▶ **問題 A**: 以下の学校の働き方改革についてのページによると、教師の働き方を見直すのは何のためですか。ページが挙げる目的を一〜三文で説明してください。
▶ **問題 B**:
次の(i)〜(iii)が以下の学校の働き方改革についてのページの内容と合っているか、それぞれ「はい」か「いいえ」で答えてください。判断の根拠となるページの語句をそのまま引用してください。
(i) 各自治体の取り組みは、改革の名称と自治体名を組み合わせて検索できる。
(ii) 地域によっては「教職員の働き方改革」という呼び方が使われていることもある。
(iii) 働き方改革は学校の中だけで進めるもので、保護者の協力は求められていない。
▶ **問題 C**: 以下の学校の働き方改革についてのページは最後の文で終わっています。その続きを引き継いで書いてください。

▶ **ページ**:
_ _ _ _

学校における働き方改革 保護者として課題の共有や取り組みへの協力も必要です!
学校における働き方改革
学校における働き方改革の目的
学校における働き方改革の目的は、教師のこれまでの働き方を見直し、自らの授業を磨くとともに日々の生活の質や教職人生を豊かにすることで、 自らの人間性や創造性を高め、子どもたちに対して効果的な教育活動を行うことができるようになることです。
学校における働き方改革に対する各自治体の取り組みは、「学校における働き方改革」+「自治体名」などで検索可能です。地域により「教員の働き方改革」「教職員の働き方改革」などの場合もあります。
学校における働き方改革における課題を、保護者として共有し、取り組みに対する協力も必要です。

_ _ _ _

▶ **資料**:
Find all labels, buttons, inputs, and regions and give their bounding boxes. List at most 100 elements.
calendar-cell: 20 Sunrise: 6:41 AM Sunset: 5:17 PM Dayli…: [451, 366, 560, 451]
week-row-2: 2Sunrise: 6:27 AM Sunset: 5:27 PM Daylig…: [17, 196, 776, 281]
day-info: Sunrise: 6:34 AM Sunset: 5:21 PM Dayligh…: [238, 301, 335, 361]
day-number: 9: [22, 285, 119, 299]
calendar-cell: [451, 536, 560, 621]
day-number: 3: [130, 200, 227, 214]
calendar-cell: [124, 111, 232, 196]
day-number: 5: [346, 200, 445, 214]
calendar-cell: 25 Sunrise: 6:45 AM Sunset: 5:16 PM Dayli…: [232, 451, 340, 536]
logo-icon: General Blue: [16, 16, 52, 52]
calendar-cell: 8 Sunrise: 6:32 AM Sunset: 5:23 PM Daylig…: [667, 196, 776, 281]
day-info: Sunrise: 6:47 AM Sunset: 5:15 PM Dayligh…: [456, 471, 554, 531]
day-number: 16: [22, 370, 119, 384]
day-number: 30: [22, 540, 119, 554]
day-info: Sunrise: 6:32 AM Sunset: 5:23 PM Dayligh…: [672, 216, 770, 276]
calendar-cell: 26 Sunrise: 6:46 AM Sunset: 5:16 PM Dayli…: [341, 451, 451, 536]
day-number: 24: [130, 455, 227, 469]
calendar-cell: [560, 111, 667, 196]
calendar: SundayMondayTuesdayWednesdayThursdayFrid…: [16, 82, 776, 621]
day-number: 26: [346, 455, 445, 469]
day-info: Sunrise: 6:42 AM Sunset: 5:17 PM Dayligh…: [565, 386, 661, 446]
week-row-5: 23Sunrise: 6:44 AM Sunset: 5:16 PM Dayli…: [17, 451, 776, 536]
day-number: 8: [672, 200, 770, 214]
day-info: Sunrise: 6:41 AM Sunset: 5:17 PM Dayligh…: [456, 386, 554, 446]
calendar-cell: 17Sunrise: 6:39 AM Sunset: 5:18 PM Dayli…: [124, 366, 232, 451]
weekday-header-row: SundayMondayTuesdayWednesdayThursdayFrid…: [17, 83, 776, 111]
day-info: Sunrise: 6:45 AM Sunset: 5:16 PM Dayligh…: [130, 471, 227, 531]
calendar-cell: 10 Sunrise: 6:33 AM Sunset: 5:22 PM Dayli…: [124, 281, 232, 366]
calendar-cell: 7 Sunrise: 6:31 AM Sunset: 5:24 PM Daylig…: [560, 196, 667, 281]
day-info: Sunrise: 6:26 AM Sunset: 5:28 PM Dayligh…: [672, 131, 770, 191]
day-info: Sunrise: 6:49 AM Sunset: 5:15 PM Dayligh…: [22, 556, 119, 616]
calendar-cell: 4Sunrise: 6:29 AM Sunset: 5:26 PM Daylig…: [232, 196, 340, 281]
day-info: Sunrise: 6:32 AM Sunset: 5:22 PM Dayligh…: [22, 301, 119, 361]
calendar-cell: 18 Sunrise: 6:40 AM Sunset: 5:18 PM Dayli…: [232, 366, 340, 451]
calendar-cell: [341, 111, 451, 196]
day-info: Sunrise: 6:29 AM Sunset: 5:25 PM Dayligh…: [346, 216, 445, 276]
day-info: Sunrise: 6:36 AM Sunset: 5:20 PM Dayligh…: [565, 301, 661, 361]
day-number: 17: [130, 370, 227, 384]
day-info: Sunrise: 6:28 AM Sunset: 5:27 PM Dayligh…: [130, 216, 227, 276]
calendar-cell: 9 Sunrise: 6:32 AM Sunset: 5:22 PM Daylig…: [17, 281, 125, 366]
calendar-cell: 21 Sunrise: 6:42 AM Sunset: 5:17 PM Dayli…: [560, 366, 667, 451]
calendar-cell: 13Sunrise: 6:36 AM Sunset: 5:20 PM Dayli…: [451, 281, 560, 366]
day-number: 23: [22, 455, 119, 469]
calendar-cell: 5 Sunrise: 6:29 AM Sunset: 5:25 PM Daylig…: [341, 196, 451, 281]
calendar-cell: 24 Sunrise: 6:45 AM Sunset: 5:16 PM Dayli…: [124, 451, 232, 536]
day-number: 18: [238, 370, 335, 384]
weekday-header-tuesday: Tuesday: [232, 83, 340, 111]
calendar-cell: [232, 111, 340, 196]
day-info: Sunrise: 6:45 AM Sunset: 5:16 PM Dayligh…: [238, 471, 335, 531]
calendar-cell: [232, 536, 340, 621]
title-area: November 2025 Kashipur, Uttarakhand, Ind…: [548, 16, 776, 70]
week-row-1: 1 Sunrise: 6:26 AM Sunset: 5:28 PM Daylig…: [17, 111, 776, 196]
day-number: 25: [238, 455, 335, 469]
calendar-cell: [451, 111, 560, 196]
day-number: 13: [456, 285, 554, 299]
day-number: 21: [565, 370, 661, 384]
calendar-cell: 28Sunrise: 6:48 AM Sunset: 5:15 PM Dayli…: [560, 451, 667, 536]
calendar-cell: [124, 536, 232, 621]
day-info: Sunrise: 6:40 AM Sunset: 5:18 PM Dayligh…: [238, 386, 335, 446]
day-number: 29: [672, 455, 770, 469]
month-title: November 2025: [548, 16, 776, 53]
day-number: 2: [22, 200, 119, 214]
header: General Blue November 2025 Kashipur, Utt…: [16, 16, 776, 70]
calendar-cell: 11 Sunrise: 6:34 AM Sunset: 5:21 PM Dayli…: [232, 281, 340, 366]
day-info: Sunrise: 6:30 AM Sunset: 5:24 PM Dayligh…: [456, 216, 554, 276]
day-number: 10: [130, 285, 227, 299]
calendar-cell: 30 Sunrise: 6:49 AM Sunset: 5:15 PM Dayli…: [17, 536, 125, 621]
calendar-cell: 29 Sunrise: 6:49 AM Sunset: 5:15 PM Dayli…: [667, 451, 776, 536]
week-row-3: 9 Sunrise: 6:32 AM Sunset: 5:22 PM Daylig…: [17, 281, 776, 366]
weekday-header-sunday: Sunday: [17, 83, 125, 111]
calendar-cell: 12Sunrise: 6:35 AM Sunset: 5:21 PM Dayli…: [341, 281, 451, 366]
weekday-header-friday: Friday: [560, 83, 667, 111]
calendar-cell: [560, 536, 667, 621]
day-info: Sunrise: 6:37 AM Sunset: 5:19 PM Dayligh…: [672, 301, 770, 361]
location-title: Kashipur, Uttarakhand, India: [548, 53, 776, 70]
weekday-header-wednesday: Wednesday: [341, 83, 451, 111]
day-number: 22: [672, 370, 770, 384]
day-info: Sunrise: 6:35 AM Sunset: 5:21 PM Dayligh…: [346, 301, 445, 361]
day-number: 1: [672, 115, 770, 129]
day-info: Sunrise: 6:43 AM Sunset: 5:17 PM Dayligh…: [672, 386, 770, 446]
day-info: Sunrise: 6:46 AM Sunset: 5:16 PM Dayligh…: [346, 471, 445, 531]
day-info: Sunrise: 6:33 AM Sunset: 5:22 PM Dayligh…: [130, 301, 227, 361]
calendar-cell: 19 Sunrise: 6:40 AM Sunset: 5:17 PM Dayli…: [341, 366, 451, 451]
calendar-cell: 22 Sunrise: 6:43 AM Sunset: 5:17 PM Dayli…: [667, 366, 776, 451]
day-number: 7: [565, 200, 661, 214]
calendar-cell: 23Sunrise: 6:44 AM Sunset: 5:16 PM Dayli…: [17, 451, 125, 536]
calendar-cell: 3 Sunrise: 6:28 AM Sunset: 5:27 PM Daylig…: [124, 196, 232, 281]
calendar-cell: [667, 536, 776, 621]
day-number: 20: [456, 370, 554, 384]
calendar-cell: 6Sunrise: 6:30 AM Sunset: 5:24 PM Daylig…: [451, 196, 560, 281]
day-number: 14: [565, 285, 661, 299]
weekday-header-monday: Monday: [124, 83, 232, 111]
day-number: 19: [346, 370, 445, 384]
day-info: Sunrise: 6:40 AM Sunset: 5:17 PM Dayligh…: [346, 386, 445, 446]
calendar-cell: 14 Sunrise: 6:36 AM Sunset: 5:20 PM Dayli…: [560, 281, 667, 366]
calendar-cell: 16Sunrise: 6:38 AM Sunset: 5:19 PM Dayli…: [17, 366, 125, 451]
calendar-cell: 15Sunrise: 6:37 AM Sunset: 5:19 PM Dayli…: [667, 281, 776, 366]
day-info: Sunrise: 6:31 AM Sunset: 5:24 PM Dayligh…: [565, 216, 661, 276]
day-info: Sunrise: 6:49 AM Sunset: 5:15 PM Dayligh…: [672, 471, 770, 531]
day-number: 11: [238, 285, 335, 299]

_ _ _ _

▶ **解答 A**: 教師がこれまでの働き方を見直し、自らの授業を磨くとともに日々の生活の質や教職人生を豊かにするためです。そうすることで自らの人間性や創造性を高め、子どもたちに対して効果的な教育活動を行えるようにすることが目的です。

▶ **解答 B**:
(i) はい。「学校における働き方改革に対する各自治体の取り組みは、「学校における働き方改革」+「自治体名」などで検索可能です」
(ii) はい。「地域により「教員の働き方改革」「教職員の働き方改革」などの場合もあります」
(iii) いいえ。「保護者として共有し、取り組みに対する協力も必要です」

▶ **解答 C**:
文部科学大臣メッセージ
永岡文部科学大臣メッセージの全文
教員の働き方改革への取り組み
取り組みまでの経緯
2018年
安部内閣での働き方改革関連法を成立、翌年施行。
労働基準法等改正では、時間外労働の上限は月45時間かつ年360時間とされ、反企業や労務担当者には、6ヶ月以下の懲役または30万円以下の罰金
自民党の教育再生実行本部の部会が提言
教員の長時間労働を抑制するため、労働時間を年単位で管理する「変形労働時間制」の導入を盛り込んだ中間提言をまとめ、授業のない夏休み期間に合わせて教員が長期休暇を取るなどしてトータルの労働時間を削減する変形労働時間制の導入を提しています。
前提として、夏休みなどの間の研修や部活動のあり方も見直すべきであり、また、給特法*については、勤務時間管理の意識を薄れさせているとして見直しの検討を続けるとしています。
2019年
改正給特法*の公布同法の施行は2021年4月。改正により、公立学校の教員に「変形労働時間制」を適用が可能になりましたが、実際に導入するか否かは各自治体に任せられており、都道府県や政令指定都市による条例制定が必要になります。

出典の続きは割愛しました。